» **Task prompt**
Identify each line below that contains the word "true", and copy it out.

start Available data

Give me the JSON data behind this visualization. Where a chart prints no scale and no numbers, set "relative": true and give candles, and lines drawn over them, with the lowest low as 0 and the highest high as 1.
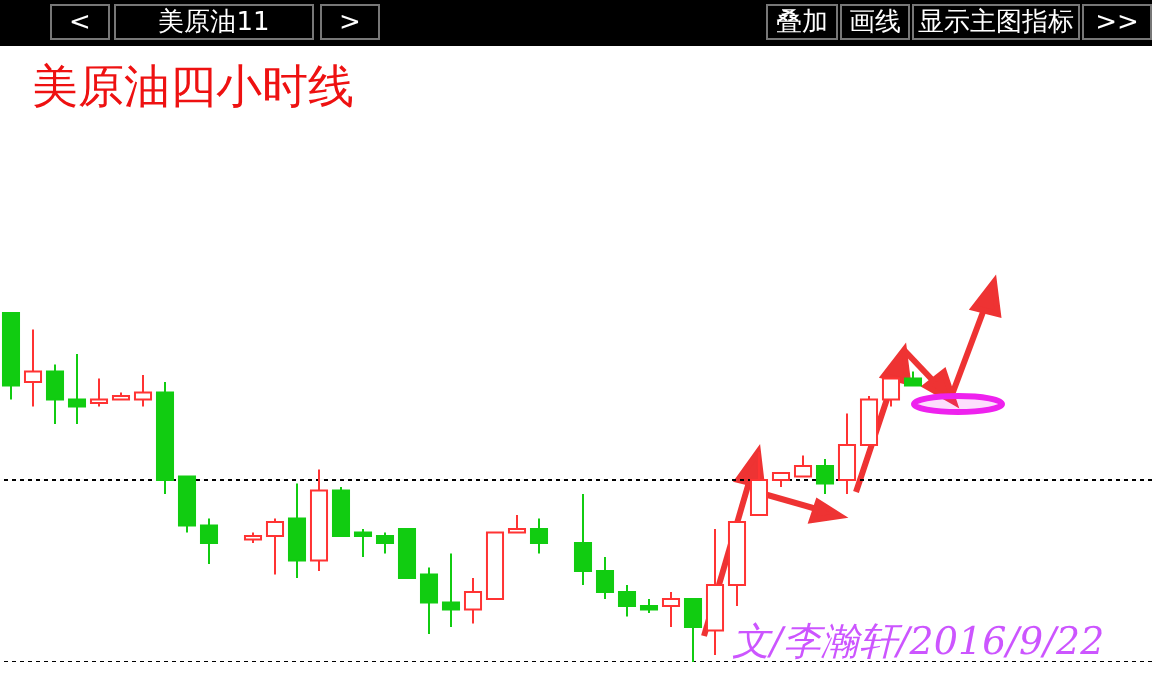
{
  "chart_data": {
    "type": "candlestick",
    "title": "美原油四小时线",
    "relative": true,
    "annotations": [
      "<",
      "美原油11",
      ">",
      "叠加",
      "画线",
      "显示主图指标",
      ">>",
      "文/李瀚轩/2016/9/22"
    ],
    "categories": [
      null,
      null,
      null,
      null,
      null,
      null,
      null,
      null,
      null,
      null,
      null,
      null,
      null,
      null,
      null,
      null,
      null,
      null,
      null,
      null,
      null,
      null,
      null,
      null,
      null,
      null,
      null,
      null,
      null,
      null,
      null,
      null,
      null,
      null,
      null,
      null,
      null,
      null,
      null,
      null,
      null,
      null
    ],
    "ohlc": [
      [
        1.0,
        1.0,
        0.75,
        0.79
      ],
      [
        0.8,
        0.95,
        0.73,
        0.83
      ],
      [
        0.83,
        0.85,
        0.68,
        0.75
      ],
      [
        0.75,
        0.88,
        0.68,
        0.73
      ],
      [
        0.74,
        0.81,
        0.73,
        0.75
      ],
      [
        0.75,
        0.77,
        0.75,
        0.76
      ],
      [
        0.75,
        0.82,
        0.73,
        0.77
      ],
      [
        0.77,
        0.8,
        0.48,
        0.52
      ],
      [
        0.53,
        0.53,
        0.37,
        0.39
      ],
      [
        0.39,
        0.41,
        0.28,
        0.34
      ],
      null,
      [
        0.35,
        0.37,
        0.34,
        0.36
      ],
      [
        0.36,
        0.41,
        0.25,
        0.4
      ],
      [
        0.41,
        0.51,
        0.24,
        0.29
      ],
      [
        0.29,
        0.55,
        0.26,
        0.49
      ],
      [
        0.49,
        0.5,
        0.36,
        0.36
      ],
      [
        0.37,
        0.38,
        0.3,
        0.36
      ],
      [
        0.36,
        0.37,
        0.31,
        0.34
      ],
      [
        0.38,
        0.38,
        0.24,
        0.24
      ],
      [
        0.25,
        0.27,
        0.08,
        0.17
      ],
      [
        0.17,
        0.31,
        0.1,
        0.15
      ],
      [
        0.15,
        0.24,
        0.11,
        0.2
      ],
      [
        0.18,
        0.37,
        0.18,
        0.37
      ],
      [
        0.37,
        0.42,
        0.37,
        0.38
      ],
      [
        0.38,
        0.41,
        0.31,
        0.34
      ],
      null,
      [
        0.34,
        0.48,
        0.22,
        0.26
      ],
      [
        0.26,
        0.3,
        0.18,
        0.2
      ],
      [
        0.2,
        0.22,
        0.13,
        0.16
      ],
      [
        0.16,
        0.18,
        0.14,
        0.15
      ],
      [
        0.16,
        0.2,
        0.1,
        0.18
      ],
      [
        0.18,
        0.18,
        0.0,
        0.1
      ],
      [
        0.09,
        0.38,
        0.02,
        0.22
      ],
      [
        0.22,
        0.4,
        0.16,
        0.4
      ],
      [
        0.42,
        0.6,
        0.42,
        0.52
      ],
      [
        0.52,
        0.54,
        0.5,
        0.54
      ],
      [
        0.53,
        0.59,
        0.53,
        0.56
      ],
      [
        0.56,
        0.58,
        0.48,
        0.51
      ],
      [
        0.52,
        0.71,
        0.48,
        0.62
      ],
      [
        0.62,
        0.76,
        0.62,
        0.75
      ],
      [
        0.75,
        0.81,
        0.73,
        0.81
      ],
      [
        0.81,
        0.83,
        0.79,
        0.79
      ]
    ],
    "colors": [
      "#11cc11",
      "#ff3333",
      "#11cc11",
      "#11cc11",
      "#ff3333",
      "#ff3333",
      "#ff3333",
      "#11cc11",
      "#11cc11",
      "#11cc11",
      null,
      "#ff3333",
      "#ff3333",
      "#11cc11",
      "#ff3333",
      "#11cc11",
      "#11cc11",
      "#11cc11",
      "#11cc11",
      "#11cc11",
      "#11cc11",
      "#ff3333",
      "#ff3333",
      "#ff3333",
      "#11cc11",
      null,
      "#11cc11",
      "#11cc11",
      "#11cc11",
      "#11cc11",
      "#ff3333",
      "#11cc11",
      "#ff3333",
      "#ff3333",
      "#ff3333",
      "#ff3333",
      "#ff3333",
      "#11cc11",
      "#ff3333",
      "#ff3333",
      "#ff3333",
      "#11cc11"
    ],
    "ref_lines": [
      {
        "axis": "y",
        "value": 0.52,
        "color": "#000000",
        "line_style": "dotted"
      },
      {
        "axis": "y",
        "value": 0,
        "color": "#000000",
        "line_style": "dotted"
      }
    ]
  }
}
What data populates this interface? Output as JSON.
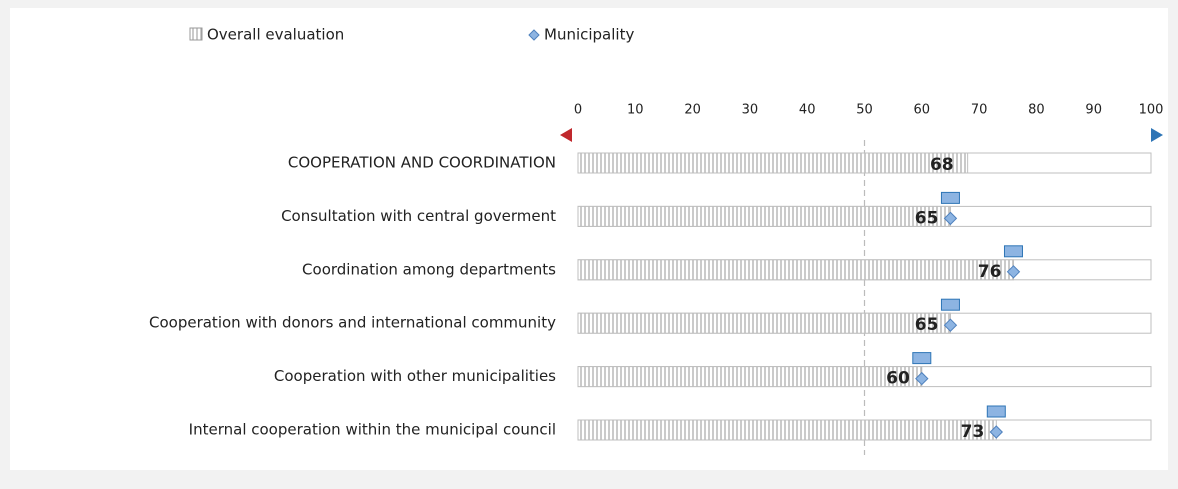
{
  "chart_data": {
    "type": "bar",
    "orientation": "horizontal",
    "categories": [
      "COOPERATION AND COORDINATION",
      "Consultation with central goverment",
      "Coordination among departments",
      "Cooperation with donors and international community",
      "Cooperation with other municipalities",
      "Internal cooperation within the municipal council"
    ],
    "series": [
      {
        "name": "Overall evaluation",
        "color": "#a6a6a6",
        "values": [
          68,
          65,
          76,
          65,
          60,
          73
        ]
      },
      {
        "name": "Municipality",
        "color": "#8db4e2",
        "values": [
          null,
          65,
          76,
          65,
          60,
          73
        ]
      }
    ],
    "xlim": [
      0,
      100
    ],
    "xticks": [
      0,
      10,
      20,
      30,
      40,
      50,
      60,
      70,
      80,
      90,
      100
    ],
    "reference_line": 50,
    "legend": "top"
  }
}
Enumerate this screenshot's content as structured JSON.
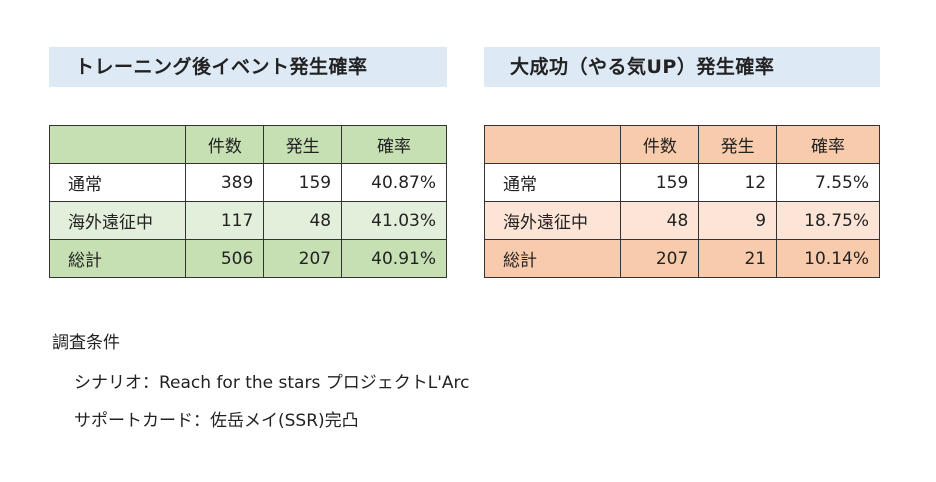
{
  "left_panel": {
    "title": "トレーニング後イベント発生確率",
    "headers": [
      "",
      "件数",
      "発生",
      "確率"
    ],
    "rows": [
      [
        "通常",
        "389",
        "159",
        "40.87%"
      ],
      [
        "海外遠征中",
        "117",
        "48",
        "41.03%"
      ],
      [
        "総計",
        "506",
        "207",
        "40.91%"
      ]
    ]
  },
  "right_panel": {
    "title": "大成功（やる気UP）発生確率",
    "headers": [
      "",
      "件数",
      "発生",
      "確率"
    ],
    "rows": [
      [
        "通常",
        "159",
        "12",
        "7.55%"
      ],
      [
        "海外遠征中",
        "48",
        "9",
        "18.75%"
      ],
      [
        "総計",
        "207",
        "21",
        "10.14%"
      ]
    ]
  },
  "notes": {
    "heading": "調査条件",
    "scenario": "シナリオ：Reach for the stars プロジェクトL'Arc",
    "support_card": "サポートカード：佐岳メイ(SSR)完凸"
  },
  "colors": {
    "title_bg": "#dde9f5",
    "green_dark": "#c6e0b4",
    "green_light": "#e2efda",
    "orange_dark": "#f8cbad",
    "orange_light": "#fce4d6"
  }
}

end Available data

» **Exercise result**
Give me the JSON data behind this visualization. Where a chart prints no scale and no numbers, set "relative": true and give candles, and lines drawn over them, with the lowest low as 0 and the highest high as 1.
    "relative": true,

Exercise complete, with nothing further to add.